* AIM *
Gather all lines from the material that contain the word "correction".

*** DATA LISTING

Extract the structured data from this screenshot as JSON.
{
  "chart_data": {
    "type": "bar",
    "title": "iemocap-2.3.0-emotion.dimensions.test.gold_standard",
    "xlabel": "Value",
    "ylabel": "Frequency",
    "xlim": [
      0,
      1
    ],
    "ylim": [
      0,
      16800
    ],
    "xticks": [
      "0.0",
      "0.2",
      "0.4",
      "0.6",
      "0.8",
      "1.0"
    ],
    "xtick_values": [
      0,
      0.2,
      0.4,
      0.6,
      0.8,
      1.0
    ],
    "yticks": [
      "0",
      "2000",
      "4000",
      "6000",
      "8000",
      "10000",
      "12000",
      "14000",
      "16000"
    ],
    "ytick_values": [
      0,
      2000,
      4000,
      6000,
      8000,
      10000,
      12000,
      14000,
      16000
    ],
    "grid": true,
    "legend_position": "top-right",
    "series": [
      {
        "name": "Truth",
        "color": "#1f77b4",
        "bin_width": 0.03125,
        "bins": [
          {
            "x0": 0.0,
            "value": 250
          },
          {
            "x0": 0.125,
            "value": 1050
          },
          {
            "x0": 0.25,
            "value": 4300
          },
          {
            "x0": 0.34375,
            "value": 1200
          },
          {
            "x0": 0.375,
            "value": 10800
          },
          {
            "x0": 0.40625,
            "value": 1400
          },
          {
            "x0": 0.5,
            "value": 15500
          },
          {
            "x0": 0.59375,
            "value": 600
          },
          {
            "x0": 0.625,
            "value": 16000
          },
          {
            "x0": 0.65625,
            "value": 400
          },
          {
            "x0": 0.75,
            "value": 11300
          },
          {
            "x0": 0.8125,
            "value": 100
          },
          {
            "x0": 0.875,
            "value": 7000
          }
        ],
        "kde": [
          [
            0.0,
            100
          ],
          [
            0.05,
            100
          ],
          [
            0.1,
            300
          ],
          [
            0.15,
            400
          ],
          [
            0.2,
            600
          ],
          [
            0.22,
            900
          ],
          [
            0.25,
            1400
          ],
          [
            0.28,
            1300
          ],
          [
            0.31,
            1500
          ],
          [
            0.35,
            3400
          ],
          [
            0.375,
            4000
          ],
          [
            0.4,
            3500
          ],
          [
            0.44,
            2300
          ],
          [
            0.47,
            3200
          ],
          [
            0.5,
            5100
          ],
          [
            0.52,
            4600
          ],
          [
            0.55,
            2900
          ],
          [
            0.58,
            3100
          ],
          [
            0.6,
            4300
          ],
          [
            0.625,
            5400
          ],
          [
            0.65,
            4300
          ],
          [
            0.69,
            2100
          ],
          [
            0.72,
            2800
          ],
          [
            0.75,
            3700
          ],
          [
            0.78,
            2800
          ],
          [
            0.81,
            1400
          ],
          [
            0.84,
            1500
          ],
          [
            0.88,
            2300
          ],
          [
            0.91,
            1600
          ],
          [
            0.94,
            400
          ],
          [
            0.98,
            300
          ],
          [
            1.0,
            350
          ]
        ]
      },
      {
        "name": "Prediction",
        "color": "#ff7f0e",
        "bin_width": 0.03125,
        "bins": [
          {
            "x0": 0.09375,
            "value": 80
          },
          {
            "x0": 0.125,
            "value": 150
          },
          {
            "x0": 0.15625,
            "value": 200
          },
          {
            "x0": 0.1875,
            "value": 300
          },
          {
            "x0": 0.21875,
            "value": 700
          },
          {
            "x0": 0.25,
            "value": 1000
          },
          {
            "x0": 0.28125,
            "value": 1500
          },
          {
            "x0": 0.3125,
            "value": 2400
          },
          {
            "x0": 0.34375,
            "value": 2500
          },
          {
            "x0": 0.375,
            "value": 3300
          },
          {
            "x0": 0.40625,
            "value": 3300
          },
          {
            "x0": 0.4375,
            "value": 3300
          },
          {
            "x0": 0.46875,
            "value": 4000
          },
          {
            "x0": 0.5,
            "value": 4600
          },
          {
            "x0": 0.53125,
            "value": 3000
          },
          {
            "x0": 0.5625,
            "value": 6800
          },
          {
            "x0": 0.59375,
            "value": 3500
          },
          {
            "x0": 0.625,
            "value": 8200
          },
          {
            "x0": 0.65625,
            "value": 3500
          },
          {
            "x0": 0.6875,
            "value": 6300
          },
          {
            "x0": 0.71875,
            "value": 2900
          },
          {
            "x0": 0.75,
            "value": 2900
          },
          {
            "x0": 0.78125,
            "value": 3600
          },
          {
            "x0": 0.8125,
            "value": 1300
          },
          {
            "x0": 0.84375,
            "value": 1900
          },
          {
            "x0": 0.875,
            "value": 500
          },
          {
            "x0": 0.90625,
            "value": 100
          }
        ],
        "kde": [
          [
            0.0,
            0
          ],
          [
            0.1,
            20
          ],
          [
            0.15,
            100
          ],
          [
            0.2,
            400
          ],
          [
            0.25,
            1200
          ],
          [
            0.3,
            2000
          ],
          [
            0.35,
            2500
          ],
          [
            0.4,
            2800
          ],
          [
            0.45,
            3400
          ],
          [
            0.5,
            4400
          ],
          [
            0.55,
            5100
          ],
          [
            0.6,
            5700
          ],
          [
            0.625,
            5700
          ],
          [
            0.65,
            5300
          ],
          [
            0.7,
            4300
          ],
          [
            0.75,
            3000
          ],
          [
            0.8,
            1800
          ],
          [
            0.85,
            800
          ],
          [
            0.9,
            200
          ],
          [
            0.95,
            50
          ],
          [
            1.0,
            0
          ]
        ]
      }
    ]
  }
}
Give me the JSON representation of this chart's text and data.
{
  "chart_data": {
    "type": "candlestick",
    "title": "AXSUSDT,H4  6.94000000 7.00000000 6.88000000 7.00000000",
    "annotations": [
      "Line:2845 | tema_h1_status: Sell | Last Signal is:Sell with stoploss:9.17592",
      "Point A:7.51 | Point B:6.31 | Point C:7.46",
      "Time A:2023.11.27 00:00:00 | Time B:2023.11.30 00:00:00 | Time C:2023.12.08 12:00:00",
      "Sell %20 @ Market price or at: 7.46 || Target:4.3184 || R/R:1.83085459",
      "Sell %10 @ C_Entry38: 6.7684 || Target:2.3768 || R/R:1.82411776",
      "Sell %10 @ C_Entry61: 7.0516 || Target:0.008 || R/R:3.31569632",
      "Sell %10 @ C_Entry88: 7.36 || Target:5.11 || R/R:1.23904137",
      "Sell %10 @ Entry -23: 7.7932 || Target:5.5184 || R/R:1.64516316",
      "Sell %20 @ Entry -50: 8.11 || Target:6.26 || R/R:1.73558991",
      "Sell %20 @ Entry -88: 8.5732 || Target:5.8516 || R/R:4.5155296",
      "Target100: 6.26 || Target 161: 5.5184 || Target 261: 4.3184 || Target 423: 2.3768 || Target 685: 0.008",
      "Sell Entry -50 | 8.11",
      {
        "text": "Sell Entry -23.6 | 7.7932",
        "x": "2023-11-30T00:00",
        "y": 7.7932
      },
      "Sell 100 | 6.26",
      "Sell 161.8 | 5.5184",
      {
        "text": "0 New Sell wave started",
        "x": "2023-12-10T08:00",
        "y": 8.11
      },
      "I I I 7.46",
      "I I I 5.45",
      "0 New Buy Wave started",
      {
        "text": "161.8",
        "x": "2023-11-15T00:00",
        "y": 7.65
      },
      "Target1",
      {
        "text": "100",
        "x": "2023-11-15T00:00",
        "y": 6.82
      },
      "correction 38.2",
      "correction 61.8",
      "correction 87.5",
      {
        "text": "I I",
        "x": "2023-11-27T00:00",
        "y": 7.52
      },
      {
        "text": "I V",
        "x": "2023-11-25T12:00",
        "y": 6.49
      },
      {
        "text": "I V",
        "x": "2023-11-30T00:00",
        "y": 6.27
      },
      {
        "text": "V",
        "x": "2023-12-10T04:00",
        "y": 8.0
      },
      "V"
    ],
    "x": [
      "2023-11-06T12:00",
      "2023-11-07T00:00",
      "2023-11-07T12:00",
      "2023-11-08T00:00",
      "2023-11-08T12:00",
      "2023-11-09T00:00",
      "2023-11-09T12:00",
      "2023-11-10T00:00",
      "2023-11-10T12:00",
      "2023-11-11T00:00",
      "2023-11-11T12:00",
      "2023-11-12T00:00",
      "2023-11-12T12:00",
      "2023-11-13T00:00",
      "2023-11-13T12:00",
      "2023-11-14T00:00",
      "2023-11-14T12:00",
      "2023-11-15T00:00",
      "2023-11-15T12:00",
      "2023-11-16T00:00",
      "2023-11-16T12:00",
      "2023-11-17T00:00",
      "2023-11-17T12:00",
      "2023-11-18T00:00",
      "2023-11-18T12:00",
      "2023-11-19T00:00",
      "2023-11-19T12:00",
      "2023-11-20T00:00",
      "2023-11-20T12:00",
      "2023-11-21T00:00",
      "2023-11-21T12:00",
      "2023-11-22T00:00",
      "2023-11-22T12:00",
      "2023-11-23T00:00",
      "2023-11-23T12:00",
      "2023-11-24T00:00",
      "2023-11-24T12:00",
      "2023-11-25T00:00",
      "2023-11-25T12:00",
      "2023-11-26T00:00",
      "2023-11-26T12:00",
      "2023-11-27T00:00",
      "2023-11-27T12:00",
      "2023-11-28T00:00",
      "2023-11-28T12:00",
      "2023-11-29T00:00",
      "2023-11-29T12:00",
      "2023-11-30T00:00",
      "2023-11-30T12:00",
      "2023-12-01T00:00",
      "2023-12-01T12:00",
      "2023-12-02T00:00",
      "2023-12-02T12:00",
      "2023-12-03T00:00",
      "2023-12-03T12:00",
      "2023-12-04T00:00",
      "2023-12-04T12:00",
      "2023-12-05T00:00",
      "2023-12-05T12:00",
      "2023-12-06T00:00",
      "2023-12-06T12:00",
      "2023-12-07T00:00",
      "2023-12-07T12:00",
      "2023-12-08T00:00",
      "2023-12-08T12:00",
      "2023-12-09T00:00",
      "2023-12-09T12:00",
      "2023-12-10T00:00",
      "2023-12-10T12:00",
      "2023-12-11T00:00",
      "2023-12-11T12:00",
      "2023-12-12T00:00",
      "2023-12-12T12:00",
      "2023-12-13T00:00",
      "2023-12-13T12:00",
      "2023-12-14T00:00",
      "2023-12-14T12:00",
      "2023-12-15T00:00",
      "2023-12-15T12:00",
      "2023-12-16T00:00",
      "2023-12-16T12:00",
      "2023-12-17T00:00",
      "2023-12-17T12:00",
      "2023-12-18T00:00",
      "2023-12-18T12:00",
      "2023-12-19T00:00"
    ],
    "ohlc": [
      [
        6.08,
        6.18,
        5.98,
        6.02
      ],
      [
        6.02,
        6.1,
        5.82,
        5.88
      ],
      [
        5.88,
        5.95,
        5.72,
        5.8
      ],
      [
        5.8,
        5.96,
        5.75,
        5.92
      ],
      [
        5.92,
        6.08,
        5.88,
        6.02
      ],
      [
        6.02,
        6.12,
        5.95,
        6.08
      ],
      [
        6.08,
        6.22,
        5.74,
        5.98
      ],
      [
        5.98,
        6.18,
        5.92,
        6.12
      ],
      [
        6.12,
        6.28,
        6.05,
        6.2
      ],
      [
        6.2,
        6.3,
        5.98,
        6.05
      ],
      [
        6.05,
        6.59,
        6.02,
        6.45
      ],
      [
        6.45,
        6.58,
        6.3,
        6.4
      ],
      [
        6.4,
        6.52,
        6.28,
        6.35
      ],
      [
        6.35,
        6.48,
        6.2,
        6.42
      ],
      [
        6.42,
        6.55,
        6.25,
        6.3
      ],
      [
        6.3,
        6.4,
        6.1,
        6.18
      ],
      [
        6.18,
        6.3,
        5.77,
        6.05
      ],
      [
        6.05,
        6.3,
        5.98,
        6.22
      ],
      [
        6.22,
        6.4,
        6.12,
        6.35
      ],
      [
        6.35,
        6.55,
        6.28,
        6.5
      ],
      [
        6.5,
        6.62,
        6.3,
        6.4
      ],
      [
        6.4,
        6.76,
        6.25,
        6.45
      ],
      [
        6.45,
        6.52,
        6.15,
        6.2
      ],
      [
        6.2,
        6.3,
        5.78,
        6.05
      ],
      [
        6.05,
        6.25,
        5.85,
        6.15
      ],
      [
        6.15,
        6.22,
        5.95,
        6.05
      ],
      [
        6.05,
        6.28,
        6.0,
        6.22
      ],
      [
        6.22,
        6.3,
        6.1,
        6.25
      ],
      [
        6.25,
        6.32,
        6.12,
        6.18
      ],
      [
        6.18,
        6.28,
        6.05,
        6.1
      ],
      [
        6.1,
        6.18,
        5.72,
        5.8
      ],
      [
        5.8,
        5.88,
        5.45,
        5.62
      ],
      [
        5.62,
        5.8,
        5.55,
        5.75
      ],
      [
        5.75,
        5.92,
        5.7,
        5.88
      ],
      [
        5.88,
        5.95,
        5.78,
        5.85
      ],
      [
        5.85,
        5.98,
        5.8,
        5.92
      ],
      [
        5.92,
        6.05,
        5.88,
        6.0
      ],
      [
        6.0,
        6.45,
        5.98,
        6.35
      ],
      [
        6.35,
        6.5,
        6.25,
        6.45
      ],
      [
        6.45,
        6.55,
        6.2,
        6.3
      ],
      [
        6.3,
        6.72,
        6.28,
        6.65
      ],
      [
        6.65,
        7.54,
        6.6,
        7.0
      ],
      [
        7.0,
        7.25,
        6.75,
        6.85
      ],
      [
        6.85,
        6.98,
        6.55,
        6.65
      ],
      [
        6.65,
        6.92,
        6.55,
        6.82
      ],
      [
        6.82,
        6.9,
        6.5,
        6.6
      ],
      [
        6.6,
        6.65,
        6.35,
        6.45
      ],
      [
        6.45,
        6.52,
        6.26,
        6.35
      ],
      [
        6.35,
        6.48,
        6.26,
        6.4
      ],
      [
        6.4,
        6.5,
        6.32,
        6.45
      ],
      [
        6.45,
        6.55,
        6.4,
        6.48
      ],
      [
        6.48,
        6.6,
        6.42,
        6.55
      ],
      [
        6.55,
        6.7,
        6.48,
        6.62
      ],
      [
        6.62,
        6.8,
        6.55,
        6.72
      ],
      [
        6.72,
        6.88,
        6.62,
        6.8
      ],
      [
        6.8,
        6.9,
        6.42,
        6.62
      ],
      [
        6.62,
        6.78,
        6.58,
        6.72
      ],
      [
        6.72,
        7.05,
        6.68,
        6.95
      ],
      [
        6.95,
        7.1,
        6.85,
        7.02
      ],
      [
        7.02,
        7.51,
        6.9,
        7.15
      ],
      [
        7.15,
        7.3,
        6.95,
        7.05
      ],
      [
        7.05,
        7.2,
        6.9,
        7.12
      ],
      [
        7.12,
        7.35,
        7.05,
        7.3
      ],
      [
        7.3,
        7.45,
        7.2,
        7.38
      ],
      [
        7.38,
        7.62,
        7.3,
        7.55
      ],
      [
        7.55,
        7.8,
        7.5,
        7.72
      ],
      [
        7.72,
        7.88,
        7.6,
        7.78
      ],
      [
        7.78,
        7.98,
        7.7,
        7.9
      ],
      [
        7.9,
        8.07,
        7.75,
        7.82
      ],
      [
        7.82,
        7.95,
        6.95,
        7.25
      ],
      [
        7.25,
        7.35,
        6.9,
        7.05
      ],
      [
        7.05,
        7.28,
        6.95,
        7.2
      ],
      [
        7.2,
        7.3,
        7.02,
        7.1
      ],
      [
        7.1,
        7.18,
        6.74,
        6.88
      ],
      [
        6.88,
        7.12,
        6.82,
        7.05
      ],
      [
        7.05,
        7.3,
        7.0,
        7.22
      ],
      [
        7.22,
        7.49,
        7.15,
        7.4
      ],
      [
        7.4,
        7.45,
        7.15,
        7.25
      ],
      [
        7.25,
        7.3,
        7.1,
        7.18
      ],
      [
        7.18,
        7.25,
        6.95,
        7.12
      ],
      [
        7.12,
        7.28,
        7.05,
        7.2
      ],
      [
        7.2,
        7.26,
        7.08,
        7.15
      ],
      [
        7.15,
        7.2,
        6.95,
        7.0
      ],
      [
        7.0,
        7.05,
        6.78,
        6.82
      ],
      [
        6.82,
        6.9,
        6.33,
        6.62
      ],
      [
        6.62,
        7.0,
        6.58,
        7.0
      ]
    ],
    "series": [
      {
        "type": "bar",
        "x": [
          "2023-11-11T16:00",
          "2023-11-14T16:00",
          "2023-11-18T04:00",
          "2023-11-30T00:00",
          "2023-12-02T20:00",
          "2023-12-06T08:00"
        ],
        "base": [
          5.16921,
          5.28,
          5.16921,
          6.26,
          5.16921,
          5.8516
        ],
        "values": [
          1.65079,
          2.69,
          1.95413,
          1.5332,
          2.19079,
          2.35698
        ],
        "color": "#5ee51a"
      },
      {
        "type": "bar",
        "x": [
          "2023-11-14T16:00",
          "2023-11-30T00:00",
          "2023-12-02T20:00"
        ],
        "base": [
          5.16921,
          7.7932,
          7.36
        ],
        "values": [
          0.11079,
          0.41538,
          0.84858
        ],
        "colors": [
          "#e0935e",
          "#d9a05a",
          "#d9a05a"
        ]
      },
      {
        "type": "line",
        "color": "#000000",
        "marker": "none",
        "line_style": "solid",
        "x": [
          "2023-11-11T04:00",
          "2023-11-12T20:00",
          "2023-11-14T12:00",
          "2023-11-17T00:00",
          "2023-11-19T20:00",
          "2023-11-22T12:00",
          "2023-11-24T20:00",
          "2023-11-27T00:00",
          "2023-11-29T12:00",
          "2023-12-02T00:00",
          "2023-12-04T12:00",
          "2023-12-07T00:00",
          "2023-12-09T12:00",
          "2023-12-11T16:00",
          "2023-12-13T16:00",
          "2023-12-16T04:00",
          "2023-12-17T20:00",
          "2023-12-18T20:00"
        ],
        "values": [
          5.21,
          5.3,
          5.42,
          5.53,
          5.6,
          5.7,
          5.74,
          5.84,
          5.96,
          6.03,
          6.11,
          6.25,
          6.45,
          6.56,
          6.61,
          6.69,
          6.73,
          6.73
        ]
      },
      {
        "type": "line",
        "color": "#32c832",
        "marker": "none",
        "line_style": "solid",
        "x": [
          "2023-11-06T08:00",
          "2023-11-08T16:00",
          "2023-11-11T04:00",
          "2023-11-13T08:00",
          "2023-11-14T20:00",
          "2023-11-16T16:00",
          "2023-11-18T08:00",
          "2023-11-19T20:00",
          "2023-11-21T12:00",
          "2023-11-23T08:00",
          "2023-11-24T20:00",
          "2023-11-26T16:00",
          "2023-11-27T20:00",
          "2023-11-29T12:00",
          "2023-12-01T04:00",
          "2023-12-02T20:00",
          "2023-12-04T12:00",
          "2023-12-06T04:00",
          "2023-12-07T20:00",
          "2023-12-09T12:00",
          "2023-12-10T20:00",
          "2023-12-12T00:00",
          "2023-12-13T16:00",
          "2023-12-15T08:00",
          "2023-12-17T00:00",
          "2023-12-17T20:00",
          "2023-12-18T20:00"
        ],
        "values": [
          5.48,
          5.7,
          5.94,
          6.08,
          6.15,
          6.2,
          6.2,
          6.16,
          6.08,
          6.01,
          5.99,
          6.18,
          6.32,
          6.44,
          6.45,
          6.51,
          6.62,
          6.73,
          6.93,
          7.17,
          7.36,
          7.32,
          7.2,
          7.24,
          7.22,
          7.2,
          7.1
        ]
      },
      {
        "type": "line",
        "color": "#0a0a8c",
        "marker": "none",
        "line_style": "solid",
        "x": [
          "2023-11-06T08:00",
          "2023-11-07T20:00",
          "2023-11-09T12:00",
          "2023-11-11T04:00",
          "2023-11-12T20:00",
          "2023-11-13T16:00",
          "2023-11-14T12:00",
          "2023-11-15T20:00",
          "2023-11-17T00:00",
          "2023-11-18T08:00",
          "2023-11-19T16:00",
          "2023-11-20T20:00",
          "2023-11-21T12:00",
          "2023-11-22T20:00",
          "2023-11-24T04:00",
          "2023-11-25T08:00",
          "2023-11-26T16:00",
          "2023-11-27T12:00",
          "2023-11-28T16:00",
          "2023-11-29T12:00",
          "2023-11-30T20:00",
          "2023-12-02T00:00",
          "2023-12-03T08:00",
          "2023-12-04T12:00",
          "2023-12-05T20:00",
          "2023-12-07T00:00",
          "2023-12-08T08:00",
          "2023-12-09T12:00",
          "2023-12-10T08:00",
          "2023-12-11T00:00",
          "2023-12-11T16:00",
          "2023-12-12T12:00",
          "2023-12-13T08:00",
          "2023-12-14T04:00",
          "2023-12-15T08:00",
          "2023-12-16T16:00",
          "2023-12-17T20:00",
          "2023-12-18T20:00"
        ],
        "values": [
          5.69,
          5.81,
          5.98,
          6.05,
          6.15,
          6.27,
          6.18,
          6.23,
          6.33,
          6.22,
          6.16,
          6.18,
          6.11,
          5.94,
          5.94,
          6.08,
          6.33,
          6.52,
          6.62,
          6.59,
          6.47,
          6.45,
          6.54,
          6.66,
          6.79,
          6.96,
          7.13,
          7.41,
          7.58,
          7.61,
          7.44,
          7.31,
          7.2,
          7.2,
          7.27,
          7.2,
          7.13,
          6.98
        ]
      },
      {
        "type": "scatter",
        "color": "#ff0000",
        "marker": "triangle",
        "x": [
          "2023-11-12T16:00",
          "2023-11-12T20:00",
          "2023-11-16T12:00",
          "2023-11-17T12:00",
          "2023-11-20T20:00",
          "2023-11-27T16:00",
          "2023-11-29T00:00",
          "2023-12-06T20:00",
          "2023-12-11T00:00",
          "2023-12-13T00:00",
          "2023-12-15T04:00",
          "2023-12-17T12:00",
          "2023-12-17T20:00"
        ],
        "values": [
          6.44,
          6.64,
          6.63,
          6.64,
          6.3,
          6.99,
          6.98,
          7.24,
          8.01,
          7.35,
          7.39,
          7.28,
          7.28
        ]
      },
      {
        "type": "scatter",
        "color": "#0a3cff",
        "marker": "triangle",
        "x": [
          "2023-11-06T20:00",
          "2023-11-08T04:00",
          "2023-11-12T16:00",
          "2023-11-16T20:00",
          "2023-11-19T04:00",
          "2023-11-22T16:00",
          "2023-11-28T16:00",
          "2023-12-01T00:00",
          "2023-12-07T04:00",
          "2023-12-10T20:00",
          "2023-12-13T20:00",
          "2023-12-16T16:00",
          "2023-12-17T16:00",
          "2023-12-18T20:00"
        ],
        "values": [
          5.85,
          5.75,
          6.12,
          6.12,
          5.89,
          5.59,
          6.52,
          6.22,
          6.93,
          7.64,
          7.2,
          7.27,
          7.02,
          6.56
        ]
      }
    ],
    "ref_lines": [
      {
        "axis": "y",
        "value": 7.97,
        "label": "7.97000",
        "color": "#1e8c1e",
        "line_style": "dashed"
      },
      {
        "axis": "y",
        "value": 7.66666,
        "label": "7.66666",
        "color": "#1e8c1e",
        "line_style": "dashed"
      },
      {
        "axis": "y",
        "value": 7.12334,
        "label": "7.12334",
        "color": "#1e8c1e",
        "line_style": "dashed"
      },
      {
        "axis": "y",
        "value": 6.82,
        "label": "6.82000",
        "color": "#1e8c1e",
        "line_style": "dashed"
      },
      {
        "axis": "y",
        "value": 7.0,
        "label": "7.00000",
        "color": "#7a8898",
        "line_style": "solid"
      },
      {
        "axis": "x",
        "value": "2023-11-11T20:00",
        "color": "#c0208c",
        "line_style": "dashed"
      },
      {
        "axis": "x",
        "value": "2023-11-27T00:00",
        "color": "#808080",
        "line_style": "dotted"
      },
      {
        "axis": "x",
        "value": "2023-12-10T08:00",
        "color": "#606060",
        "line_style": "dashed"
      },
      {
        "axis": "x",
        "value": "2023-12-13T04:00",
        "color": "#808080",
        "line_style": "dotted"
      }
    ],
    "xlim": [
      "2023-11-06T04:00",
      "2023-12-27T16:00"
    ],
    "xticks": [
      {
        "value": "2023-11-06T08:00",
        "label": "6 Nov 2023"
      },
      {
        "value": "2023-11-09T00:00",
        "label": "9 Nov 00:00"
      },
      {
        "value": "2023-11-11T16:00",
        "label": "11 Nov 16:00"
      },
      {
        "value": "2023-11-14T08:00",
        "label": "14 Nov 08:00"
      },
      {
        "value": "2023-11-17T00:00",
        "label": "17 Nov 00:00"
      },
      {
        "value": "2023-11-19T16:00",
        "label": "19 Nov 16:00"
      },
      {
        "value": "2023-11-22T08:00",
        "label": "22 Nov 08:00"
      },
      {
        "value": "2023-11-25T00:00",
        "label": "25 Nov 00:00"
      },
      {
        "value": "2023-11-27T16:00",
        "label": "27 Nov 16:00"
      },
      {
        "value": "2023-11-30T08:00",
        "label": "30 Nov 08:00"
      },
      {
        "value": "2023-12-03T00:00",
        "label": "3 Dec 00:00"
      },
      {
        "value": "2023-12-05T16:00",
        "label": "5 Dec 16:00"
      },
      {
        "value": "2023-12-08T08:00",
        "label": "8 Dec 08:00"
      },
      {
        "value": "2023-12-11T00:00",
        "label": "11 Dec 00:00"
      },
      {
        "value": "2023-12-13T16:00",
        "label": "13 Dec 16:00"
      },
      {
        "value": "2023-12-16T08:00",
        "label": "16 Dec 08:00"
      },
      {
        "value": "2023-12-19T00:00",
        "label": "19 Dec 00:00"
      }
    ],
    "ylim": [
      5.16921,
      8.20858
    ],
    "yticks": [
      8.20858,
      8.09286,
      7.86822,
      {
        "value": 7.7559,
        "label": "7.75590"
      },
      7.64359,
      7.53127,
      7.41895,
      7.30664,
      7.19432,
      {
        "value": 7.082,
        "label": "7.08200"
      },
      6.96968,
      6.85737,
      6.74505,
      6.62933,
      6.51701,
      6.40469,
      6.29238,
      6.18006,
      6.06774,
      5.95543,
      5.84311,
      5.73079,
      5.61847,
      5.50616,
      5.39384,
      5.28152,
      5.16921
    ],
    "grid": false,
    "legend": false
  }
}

******

* RESULT FOR THIS EXERCISE *
      "correction 38.2",
      "correction 61.8",
      "correction 87.5",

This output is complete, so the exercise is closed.